Set task:
Quote the entries in full, character for character, without their images.

The input:
BEGIN
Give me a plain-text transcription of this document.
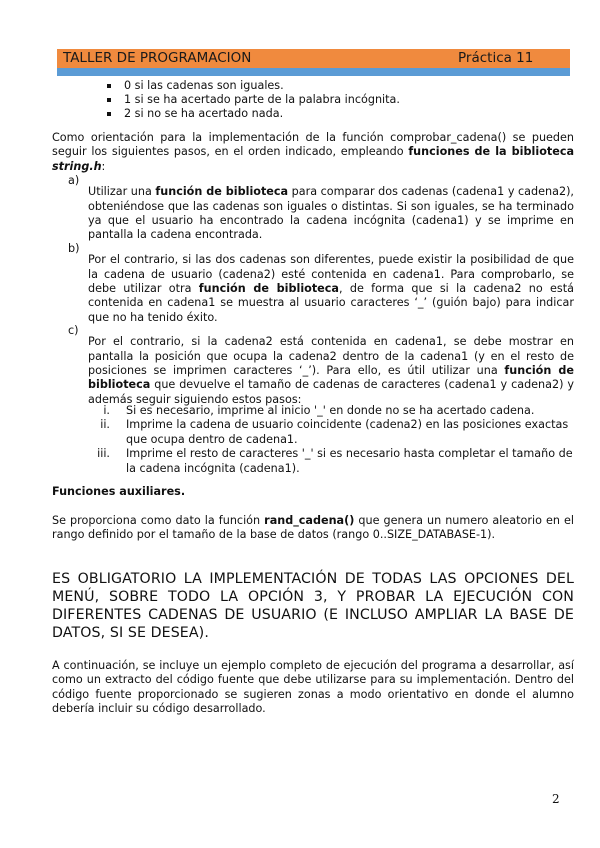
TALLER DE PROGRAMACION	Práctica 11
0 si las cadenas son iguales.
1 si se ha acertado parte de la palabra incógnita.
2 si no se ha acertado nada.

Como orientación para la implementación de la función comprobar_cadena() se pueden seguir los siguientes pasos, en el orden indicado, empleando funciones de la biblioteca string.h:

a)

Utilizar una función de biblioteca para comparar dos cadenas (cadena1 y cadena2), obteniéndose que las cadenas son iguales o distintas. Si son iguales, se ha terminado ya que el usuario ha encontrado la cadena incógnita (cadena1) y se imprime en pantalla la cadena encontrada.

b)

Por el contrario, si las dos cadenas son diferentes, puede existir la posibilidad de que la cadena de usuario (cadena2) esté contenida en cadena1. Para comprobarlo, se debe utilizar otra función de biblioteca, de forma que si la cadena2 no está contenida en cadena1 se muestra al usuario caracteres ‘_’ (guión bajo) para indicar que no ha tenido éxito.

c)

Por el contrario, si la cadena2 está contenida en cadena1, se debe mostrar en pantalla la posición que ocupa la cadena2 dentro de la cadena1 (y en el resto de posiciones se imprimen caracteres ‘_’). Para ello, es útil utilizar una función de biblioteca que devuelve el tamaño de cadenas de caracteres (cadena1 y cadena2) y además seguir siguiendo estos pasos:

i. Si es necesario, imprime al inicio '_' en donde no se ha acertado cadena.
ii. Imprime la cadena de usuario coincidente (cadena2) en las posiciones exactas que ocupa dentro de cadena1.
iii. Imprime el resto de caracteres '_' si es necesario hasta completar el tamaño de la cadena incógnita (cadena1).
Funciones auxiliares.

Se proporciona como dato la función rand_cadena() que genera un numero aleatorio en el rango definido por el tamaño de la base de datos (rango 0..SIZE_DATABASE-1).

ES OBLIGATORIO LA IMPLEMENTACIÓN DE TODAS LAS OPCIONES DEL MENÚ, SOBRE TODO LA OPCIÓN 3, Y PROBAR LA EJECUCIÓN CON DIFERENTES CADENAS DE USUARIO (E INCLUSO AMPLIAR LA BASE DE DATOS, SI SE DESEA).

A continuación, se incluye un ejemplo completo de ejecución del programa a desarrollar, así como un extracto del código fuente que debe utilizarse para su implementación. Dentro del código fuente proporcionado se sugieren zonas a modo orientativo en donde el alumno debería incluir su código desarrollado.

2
END
Output for this exercise:
Give me a plain-text transcription of this document.
TALLER DE PROGRAMACION	Práctica 11
0 si las cadenas son iguales.
1 si se ha acertado parte de la palabra incógnita.
2 si no se ha acertado nada.

Como orientación para la implementación de la función comprobar_cadena() se pueden seguir los siguientes pasos, en el orden indicado, empleando funciones de la biblioteca string.h:

a)

Utilizar una función de biblioteca para comparar dos cadenas (cadena1 y cadena2), obteniéndose que las cadenas son iguales o distintas. Si son iguales, se ha terminado ya que el usuario ha encontrado la cadena incógnita (cadena1) y se imprime en pantalla la cadena encontrada.

b)

Por el contrario, si las dos cadenas son diferentes, puede existir la posibilidad de que la cadena de usuario (cadena2) esté contenida en cadena1. Para comprobarlo, se debe utilizar otra función de biblioteca, de forma que si la cadena2 no está contenida en cadena1 se muestra al usuario caracteres ‘_’ (guión bajo) para indicar que no ha tenido éxito.

c)

Por el contrario, si la cadena2 está contenida en cadena1, se debe mostrar en pantalla la posición que ocupa la cadena2 dentro de la cadena1 (y en el resto de posiciones se imprimen caracteres ‘_’). Para ello, es útil utilizar una función de biblioteca que devuelve el tamaño de cadenas de caracteres (cadena1 y cadena2) y además seguir siguiendo estos pasos:

i. Si es necesario, imprime al inicio '_' en donde no se ha acertado cadena.
ii. Imprime la cadena de usuario coincidente (cadena2) en las posiciones exactas que ocupa dentro de cadena1.
iii. Imprime el resto de caracteres '_' si es necesario hasta completar el tamaño de la cadena incógnita (cadena1).
Funciones auxiliares.

Se proporciona como dato la función rand_cadena() que genera un numero aleatorio en el rango definido por el tamaño de la base de datos (rango 0..SIZE_DATABASE-1).

ES OBLIGATORIO LA IMPLEMENTACIÓN DE TODAS LAS OPCIONES DEL MENÚ, SOBRE TODO LA OPCIÓN 3, Y PROBAR LA EJECUCIÓN CON DIFERENTES CADENAS DE USUARIO (E INCLUSO AMPLIAR LA BASE DE DATOS, SI SE DESEA).

A continuación, se incluye un ejemplo completo de ejecución del programa a desarrollar, así como un extracto del código fuente que debe utilizarse para su implementación. Dentro del código fuente proporcionado se sugieren zonas a modo orientativo en donde el alumno debería incluir su código desarrollado.

2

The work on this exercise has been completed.